### [Required task]
The listing must be reproduced in full, exactly as it stands.

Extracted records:

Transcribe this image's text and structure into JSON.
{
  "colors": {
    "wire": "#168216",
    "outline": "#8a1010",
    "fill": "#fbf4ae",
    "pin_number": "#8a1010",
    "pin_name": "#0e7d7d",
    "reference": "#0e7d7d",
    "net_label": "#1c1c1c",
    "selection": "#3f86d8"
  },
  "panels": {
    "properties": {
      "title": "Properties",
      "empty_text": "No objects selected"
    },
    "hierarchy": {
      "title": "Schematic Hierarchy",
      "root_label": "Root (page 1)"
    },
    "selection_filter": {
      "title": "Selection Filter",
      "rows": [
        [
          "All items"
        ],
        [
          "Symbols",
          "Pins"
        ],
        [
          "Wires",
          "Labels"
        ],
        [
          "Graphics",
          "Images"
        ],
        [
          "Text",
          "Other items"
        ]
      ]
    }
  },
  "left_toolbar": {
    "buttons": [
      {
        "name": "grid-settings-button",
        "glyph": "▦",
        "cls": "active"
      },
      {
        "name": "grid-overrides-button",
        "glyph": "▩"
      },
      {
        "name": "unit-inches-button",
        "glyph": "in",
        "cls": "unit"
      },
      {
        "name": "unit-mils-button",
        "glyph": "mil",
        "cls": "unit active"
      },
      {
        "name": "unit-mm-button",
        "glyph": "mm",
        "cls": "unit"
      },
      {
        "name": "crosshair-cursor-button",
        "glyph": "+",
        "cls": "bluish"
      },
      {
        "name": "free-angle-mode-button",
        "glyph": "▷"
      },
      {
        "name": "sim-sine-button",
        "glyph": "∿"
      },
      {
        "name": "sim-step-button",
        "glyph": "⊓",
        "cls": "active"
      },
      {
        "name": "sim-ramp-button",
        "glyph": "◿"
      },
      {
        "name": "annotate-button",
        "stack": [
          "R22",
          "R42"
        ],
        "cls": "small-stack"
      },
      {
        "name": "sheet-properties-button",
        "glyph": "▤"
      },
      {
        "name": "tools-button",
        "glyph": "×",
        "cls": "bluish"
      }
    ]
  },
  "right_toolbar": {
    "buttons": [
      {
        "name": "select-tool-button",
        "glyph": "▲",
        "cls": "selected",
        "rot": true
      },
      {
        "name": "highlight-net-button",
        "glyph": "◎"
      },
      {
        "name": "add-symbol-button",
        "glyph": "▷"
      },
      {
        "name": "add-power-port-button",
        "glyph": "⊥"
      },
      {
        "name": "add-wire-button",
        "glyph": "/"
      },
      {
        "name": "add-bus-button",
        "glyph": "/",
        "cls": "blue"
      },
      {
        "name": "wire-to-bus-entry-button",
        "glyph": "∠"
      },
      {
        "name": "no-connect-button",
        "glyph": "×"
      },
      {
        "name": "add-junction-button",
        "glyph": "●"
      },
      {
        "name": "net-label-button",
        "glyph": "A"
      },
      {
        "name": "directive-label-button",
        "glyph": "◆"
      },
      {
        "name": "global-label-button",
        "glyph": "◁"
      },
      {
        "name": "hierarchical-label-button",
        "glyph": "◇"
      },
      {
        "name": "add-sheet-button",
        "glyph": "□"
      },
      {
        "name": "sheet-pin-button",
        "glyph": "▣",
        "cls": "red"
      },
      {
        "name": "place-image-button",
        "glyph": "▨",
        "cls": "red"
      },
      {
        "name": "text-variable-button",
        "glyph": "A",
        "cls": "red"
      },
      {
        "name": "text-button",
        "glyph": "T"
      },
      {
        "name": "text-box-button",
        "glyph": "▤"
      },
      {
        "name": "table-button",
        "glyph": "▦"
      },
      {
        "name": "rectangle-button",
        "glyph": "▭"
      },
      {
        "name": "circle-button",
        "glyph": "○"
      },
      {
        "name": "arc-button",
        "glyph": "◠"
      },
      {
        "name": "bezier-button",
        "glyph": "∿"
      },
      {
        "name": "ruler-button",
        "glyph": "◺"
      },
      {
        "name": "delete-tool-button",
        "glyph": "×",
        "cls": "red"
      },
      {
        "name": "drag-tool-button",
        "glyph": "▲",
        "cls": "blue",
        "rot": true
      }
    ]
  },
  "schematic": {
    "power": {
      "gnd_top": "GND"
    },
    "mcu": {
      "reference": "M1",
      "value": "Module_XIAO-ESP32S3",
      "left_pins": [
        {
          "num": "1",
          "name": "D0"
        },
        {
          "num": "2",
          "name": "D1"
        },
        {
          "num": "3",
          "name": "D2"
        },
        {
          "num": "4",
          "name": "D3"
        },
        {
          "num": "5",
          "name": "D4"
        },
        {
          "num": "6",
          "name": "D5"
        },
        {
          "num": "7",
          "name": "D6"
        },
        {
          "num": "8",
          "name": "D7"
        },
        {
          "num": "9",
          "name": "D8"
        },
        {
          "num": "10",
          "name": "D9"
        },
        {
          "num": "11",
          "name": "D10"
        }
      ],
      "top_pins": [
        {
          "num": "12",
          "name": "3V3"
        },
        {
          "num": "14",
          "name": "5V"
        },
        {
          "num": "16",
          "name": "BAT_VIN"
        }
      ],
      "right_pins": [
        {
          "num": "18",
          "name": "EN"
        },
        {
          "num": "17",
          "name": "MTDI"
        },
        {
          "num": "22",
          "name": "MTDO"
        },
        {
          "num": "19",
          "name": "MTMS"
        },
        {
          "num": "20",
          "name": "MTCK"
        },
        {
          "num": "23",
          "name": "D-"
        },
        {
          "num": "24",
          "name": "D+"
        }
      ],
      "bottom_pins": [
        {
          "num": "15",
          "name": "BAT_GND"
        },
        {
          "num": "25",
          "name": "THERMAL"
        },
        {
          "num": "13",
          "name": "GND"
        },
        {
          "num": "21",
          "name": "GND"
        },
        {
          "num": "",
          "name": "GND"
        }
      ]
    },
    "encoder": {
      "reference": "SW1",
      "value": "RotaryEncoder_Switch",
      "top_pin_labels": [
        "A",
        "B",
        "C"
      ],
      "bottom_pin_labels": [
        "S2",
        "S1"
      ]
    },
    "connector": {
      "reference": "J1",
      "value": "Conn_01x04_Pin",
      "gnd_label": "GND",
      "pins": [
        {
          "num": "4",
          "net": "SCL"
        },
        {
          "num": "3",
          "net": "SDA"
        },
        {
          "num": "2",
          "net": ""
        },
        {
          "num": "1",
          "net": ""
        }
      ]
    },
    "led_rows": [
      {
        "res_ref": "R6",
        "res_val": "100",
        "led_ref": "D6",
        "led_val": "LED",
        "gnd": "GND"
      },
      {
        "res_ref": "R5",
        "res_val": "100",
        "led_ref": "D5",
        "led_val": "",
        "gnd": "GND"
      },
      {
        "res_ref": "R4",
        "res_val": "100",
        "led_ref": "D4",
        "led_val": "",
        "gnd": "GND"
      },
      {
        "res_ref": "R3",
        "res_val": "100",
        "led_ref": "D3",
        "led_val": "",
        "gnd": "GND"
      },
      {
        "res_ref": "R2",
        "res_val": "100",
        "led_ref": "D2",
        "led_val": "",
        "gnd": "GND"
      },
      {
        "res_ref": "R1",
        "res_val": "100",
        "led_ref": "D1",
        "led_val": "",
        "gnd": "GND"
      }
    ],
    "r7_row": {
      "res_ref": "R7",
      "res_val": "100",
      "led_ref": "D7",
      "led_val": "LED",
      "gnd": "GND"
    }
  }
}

### [Exercise answer]
Transcribe this image's text and structure into JSON.
{
  "colors": {
    "wire": "#168216",
    "outline": "#8a1010",
    "fill": "#fbf4ae",
    "pin_number": "#8a1010",
    "pin_name": "#0e7d7d",
    "reference": "#0e7d7d",
    "net_label": "#1c1c1c",
    "selection": "#3f86d8"
  },
  "panels": {
    "properties": {
      "title": "Properties",
      "empty_text": "No objects selected"
    },
    "hierarchy": {
      "title": "Schematic Hierarchy",
      "root_label": "Root (page 1)"
    },
    "selection_filter": {
      "title": "Selection Filter",
      "rows": [
        [
          "All items"
        ],
        [
          "Symbols",
          "Pins"
        ],
        [
          "Wires",
          "Labels"
        ],
        [
          "Graphics",
          "Images"
        ],
        [
          "Text",
          "Other items"
        ]
      ]
    }
  },
  "left_toolbar": {
    "buttons": [
      {
        "name": "grid-settings-button",
        "glyph": "▦",
        "cls": "active"
      },
      {
        "name": "grid-overrides-button",
        "glyph": "▩"
      },
      {
        "name": "unit-inches-button",
        "glyph": "in",
        "cls": "unit"
      },
      {
        "name": "unit-mils-button",
        "glyph": "mil",
        "cls": "unit active"
      },
      {
        "name": "unit-mm-button",
        "glyph": "mm",
        "cls": "unit"
      },
      {
        "name": "crosshair-cursor-button",
        "glyph": "+",
        "cls": "bluish"
      },
      {
        "name": "free-angle-mode-button",
        "glyph": "▷"
      },
      {
        "name": "sim-sine-button",
        "glyph": "∿"
      },
      {
        "name": "sim-step-button",
        "glyph": "⊓",
        "cls": "active"
      },
      {
        "name": "sim-ramp-button",
        "glyph": "◿"
      },
      {
        "name": "annotate-button",
        "stack": [
          "R22",
          "R42"
        ],
        "cls": "small-stack"
      },
      {
        "name": "sheet-properties-button",
        "glyph": "▤"
      },
      {
        "name": "tools-button",
        "glyph": "×",
        "cls": "bluish"
      }
    ]
  },
  "right_toolbar": {
    "buttons": [
      {
        "name": "select-tool-button",
        "glyph": "▲",
        "cls": "selected",
        "rot": true
      },
      {
        "name": "highlight-net-button",
        "glyph": "◎"
      },
      {
        "name": "add-symbol-button",
        "glyph": "▷"
      },
      {
        "name": "add-power-port-button",
        "glyph": "⊥"
      },
      {
        "name": "add-wire-button",
        "glyph": "/"
      },
      {
        "name": "add-bus-button",
        "glyph": "/",
        "cls": "blue"
      },
      {
        "name": "wire-to-bus-entry-button",
        "glyph": "∠"
      },
      {
        "name": "no-connect-button",
        "glyph": "×"
      },
      {
        "name": "add-junction-button",
        "glyph": "●"
      },
      {
        "name": "net-label-button",
        "glyph": "A"
      },
      {
        "name": "directive-label-button",
        "glyph": "◆"
      },
      {
        "name": "global-label-button",
        "glyph": "◁"
      },
      {
        "name": "hierarchical-label-button",
        "glyph": "◇"
      },
      {
        "name": "add-sheet-button",
        "glyph": "□"
      },
      {
        "name": "sheet-pin-button",
        "glyph": "▣",
        "cls": "red"
      },
      {
        "name": "place-image-button",
        "glyph": "▨",
        "cls": "red"
      },
      {
        "name": "text-variable-button",
        "glyph": "A",
        "cls": "red"
      },
      {
        "name": "text-button",
        "glyph": "T"
      },
      {
        "name": "text-box-button",
        "glyph": "▤"
      },
      {
        "name": "table-button",
        "glyph": "▦"
      },
      {
        "name": "rectangle-button",
        "glyph": "▭"
      },
      {
        "name": "circle-button",
        "glyph": "○"
      },
      {
        "name": "arc-button",
        "glyph": "◠"
      },
      {
        "name": "bezier-button",
        "glyph": "∿"
      },
      {
        "name": "ruler-button",
        "glyph": "◺"
      },
      {
        "name": "delete-tool-button",
        "glyph": "×",
        "cls": "red"
      },
      {
        "name": "drag-tool-button",
        "glyph": "▲",
        "cls": "blue",
        "rot": true
      }
    ]
  },
  "schematic": {
    "power": {
      "gnd_top": "GND"
    },
    "mcu": {
      "reference": "M1",
      "value": "Module_XIAO-ESP32S3",
      "left_pins": [
        {
          "num": "1",
          "name": "D0"
        },
        {
          "num": "2",
          "name": "D1"
        },
        {
          "num": "3",
          "name": "D2"
        },
        {
          "num": "4",
          "name": "D3"
        },
        {
          "num": "5",
          "name": "D4"
        },
        {
          "num": "6",
          "name": "D5"
        },
        {
          "num": "7",
          "name": "D6"
        },
        {
          "num": "8",
          "name": "D7"
        },
        {
          "num": "9",
          "name": "D8"
        },
        {
          "num": "10",
          "name": "D9"
        },
        {
          "num": "11",
          "name": "D10"
        }
      ],
      "top_pins": [
        {
          "num": "12",
          "name": "3V3"
        },
        {
          "num": "14",
          "name": "5V"
        },
        {
          "num": "16",
          "name": "BAT_VIN"
        }
      ],
      "right_pins": [
        {
          "num": "18",
          "name": "EN"
        },
        {
          "num": "17",
          "name": "MTDI"
        },
        {
          "num": "22",
          "name": "MTDO"
        },
        {
          "num": "19",
          "name": "MTMS"
        },
        {
          "num": "20",
          "name": "MTCK"
        },
        {
          "num": "23",
          "name": "D-"
        },
        {
          "num": "24",
          "name": "D+"
        }
      ],
      "bottom_pins": [
        {
          "num": "15",
          "name": "BAT_GND"
        },
        {
          "num": "25",
          "name": "THERMAL"
        },
        {
          "num": "13",
          "name": "GND"
        },
        {
          "num": "21",
          "name": "GND"
        },
        {
          "num": "",
          "name": "GND"
        }
      ]
    },
    "encoder": {
      "reference": "SW1",
      "value": "RotaryEncoder_Switch",
      "top_pin_labels": [
        "A",
        "B",
        "C"
      ],
      "bottom_pin_labels": [
        "S2",
        "S1"
      ]
    },
    "connector": {
      "reference": "J1",
      "value": "Conn_01x04_Pin",
      "gnd_label": "GND",
      "pins": [
        {
          "num": "4",
          "net": "SCL"
        },
        {
          "num": "3",
          "net": "SDA"
        },
        {
          "num": "2",
          "net": ""
        },
        {
          "num": "1",
          "net": ""
        }
      ]
    },
    "led_rows": [
      {
        "res_ref": "R6",
        "res_val": "100",
        "led_ref": "D6",
        "led_val": "LED",
        "gnd": "GND"
      },
      {
        "res_ref": "R5",
        "res_val": "100",
        "led_ref": "D5",
        "led_val": "",
        "gnd": "GND"
      },
      {
        "res_ref": "R4",
        "res_val": "100",
        "led_ref": "D4",
        "led_val": "",
        "gnd": "GND"
      },
      {
        "res_ref": "R3",
        "res_val": "100",
        "led_ref": "D3",
        "led_val": "",
        "gnd": "GND"
      },
      {
        "res_ref": "R2",
        "res_val": "100",
        "led_ref": "D2",
        "led_val": "",
        "gnd": "GND"
      },
      {
        "res_ref": "R1",
        "res_val": "100",
        "led_ref": "D1",
        "led_val": "",
        "gnd": "GND"
      }
    ],
    "r7_row": {
      "res_ref": "R7",
      "res_val": "100",
      "led_ref": "D7",
      "led_val": "LED",
      "gnd": "GND"
    }
  }
}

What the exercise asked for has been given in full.